** Begin **

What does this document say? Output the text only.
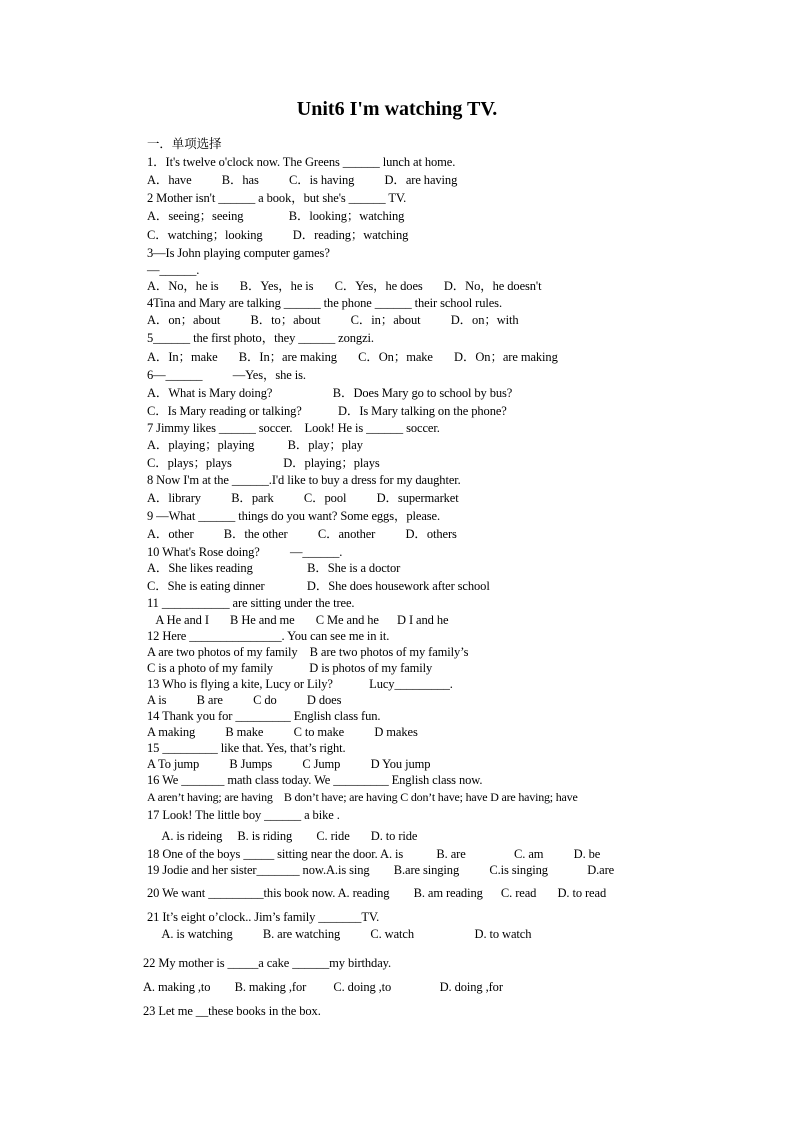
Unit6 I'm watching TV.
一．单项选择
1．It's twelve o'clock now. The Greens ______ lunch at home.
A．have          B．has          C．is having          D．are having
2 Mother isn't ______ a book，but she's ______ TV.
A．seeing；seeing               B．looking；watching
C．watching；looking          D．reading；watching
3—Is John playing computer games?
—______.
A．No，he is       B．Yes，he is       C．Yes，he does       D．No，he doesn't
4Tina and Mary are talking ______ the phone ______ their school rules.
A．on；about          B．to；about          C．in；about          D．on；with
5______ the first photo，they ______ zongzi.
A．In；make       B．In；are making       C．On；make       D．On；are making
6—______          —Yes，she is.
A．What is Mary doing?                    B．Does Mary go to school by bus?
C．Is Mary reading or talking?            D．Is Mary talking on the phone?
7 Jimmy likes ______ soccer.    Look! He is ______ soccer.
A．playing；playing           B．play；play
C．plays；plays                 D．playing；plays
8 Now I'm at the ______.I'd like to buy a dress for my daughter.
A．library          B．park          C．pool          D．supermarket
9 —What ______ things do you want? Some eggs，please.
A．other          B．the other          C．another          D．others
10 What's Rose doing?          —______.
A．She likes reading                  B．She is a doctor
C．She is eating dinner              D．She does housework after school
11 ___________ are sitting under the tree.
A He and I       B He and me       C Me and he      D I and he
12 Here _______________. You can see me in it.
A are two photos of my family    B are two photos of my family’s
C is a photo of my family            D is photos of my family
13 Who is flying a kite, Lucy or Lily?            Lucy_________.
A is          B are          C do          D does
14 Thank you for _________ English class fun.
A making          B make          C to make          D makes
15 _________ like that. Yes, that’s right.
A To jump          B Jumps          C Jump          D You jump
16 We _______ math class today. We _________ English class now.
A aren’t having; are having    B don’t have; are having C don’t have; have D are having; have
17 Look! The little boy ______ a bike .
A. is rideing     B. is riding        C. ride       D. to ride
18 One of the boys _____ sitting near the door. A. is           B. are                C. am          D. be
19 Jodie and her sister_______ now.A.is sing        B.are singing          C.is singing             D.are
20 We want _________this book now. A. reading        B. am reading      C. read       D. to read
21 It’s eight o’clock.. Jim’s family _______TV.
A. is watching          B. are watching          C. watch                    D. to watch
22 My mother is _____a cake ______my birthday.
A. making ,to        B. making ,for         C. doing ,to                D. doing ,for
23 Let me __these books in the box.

** End **
** Begin **

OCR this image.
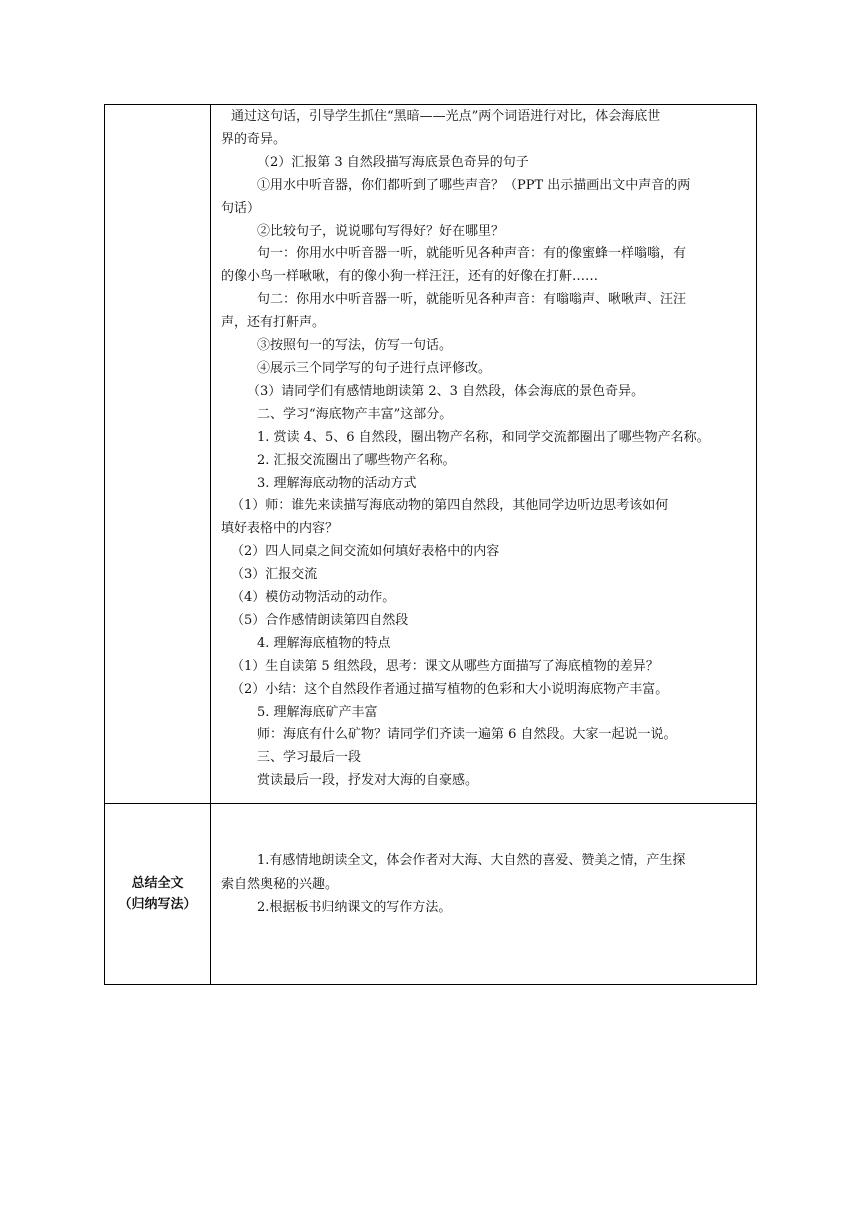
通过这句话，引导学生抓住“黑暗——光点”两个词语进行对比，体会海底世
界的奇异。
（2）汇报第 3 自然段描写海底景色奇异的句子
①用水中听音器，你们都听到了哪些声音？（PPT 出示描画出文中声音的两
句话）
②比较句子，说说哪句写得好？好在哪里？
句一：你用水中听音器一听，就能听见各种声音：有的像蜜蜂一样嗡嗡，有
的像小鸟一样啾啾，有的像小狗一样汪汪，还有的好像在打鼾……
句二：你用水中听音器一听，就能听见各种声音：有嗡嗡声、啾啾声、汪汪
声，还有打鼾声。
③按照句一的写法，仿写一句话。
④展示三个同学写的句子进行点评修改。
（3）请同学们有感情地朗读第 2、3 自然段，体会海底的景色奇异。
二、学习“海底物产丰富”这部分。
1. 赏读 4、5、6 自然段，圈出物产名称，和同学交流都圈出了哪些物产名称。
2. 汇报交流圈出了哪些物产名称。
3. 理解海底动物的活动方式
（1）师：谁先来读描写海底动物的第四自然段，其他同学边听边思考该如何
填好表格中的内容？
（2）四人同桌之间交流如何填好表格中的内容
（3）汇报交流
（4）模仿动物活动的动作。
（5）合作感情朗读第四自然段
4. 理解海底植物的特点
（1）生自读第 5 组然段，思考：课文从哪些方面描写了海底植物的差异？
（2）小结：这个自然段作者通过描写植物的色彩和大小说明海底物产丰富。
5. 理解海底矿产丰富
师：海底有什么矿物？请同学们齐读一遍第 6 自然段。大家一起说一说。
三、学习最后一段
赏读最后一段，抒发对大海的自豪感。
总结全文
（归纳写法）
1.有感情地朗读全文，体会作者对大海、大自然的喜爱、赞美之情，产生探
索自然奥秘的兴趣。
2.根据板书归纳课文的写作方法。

** End **

● **To be done**:
Show every line that contains the word "phone".

● **Exercise answer**:
4Tina and Mary are talking ______ the phone ______ their school rules.
C．Is Mary reading or talking?            D．Is Mary talking on the phone?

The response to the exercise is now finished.